[Figure contents as structured data]
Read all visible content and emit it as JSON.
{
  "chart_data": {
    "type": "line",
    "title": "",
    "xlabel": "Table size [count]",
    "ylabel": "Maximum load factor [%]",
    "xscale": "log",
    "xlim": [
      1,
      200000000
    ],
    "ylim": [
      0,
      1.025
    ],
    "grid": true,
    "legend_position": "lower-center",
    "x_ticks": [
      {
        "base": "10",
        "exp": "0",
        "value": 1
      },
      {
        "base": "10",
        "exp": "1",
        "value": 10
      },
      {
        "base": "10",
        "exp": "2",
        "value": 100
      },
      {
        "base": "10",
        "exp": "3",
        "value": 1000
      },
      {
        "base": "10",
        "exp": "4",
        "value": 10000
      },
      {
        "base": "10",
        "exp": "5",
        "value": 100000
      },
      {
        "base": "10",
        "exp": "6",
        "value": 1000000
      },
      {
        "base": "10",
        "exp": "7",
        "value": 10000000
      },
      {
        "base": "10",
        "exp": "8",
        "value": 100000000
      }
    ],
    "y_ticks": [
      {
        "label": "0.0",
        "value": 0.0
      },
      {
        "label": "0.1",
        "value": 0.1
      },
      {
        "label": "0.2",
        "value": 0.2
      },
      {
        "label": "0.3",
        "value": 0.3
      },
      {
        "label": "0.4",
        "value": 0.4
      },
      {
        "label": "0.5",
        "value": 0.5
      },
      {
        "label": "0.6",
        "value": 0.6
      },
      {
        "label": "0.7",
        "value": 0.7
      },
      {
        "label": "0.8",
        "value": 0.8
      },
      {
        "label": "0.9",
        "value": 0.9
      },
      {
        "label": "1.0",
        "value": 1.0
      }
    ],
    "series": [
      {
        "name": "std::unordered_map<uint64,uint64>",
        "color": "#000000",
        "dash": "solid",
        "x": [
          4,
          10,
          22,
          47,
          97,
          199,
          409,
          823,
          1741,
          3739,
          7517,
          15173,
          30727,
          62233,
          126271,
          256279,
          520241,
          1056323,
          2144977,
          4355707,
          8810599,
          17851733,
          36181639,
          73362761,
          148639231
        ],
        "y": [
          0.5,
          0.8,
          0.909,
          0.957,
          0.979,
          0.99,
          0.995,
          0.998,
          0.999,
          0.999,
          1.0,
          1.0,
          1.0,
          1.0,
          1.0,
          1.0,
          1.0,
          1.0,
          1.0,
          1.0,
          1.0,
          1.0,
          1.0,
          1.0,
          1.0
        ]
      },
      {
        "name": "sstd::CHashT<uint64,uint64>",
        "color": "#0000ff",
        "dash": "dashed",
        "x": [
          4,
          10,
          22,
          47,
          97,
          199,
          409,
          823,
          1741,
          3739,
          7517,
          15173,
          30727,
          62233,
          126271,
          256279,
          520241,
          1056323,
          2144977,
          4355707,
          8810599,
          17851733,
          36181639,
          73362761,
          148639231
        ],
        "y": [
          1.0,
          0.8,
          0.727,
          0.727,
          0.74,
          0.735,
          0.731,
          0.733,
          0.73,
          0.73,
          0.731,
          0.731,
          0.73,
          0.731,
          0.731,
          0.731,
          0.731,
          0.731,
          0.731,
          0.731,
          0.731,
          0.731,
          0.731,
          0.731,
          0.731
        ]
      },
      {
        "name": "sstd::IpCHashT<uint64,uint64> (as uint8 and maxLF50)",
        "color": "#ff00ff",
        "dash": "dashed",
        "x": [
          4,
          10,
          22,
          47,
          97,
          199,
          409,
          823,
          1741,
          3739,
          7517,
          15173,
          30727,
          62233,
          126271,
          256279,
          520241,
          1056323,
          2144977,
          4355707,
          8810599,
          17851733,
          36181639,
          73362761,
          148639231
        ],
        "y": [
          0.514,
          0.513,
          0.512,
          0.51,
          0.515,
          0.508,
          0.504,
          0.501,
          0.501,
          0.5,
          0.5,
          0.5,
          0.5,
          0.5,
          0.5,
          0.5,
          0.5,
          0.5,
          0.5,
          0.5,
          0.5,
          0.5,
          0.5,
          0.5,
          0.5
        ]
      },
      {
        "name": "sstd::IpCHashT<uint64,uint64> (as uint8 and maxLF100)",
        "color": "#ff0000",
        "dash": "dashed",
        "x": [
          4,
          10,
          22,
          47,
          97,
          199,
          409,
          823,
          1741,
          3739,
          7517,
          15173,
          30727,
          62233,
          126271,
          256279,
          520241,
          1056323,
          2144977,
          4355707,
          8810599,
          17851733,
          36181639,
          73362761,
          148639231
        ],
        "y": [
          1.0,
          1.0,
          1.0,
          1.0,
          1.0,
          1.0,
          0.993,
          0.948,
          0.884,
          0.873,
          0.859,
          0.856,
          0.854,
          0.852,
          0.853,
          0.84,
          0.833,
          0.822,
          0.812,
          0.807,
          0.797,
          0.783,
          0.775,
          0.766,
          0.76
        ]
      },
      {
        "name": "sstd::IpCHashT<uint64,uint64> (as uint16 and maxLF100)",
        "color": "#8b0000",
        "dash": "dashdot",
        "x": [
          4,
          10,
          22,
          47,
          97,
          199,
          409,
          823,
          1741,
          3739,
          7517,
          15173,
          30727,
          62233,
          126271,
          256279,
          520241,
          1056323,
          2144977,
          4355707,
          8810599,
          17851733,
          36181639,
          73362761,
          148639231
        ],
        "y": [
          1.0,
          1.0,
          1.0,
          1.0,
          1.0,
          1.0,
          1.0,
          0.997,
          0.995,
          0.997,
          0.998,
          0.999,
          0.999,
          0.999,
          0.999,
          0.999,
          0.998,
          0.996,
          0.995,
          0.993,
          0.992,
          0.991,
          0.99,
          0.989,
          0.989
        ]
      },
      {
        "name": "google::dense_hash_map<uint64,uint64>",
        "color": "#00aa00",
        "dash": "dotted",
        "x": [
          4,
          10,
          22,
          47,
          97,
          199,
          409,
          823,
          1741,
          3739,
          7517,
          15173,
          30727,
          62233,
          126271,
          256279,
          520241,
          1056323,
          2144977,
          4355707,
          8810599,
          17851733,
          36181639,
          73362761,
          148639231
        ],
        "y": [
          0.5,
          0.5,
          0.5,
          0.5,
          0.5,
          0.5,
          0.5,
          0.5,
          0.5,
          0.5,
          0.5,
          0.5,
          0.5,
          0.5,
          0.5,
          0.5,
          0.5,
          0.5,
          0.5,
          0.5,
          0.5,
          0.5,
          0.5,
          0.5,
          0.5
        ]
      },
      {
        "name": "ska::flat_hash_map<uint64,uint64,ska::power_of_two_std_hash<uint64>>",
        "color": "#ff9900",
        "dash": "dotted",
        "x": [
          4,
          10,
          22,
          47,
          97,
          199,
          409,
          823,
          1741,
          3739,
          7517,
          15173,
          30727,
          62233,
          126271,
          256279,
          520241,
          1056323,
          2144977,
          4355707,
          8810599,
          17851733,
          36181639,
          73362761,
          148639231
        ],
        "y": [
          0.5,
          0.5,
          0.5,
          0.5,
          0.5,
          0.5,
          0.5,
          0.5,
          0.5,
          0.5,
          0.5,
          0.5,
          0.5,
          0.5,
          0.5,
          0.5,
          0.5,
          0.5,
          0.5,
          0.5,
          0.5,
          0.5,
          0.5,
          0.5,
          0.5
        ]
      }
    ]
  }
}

What is needed: Each line that holds the word "color" should be extracted from the records.

Solution to the problem:
        "color": "#000000",
        "color": "#0000ff",
        "color": "#ff00ff",
        "color": "#ff0000",
        "color": "#8b0000",
        "color": "#00aa00",
        "color": "#ff9900",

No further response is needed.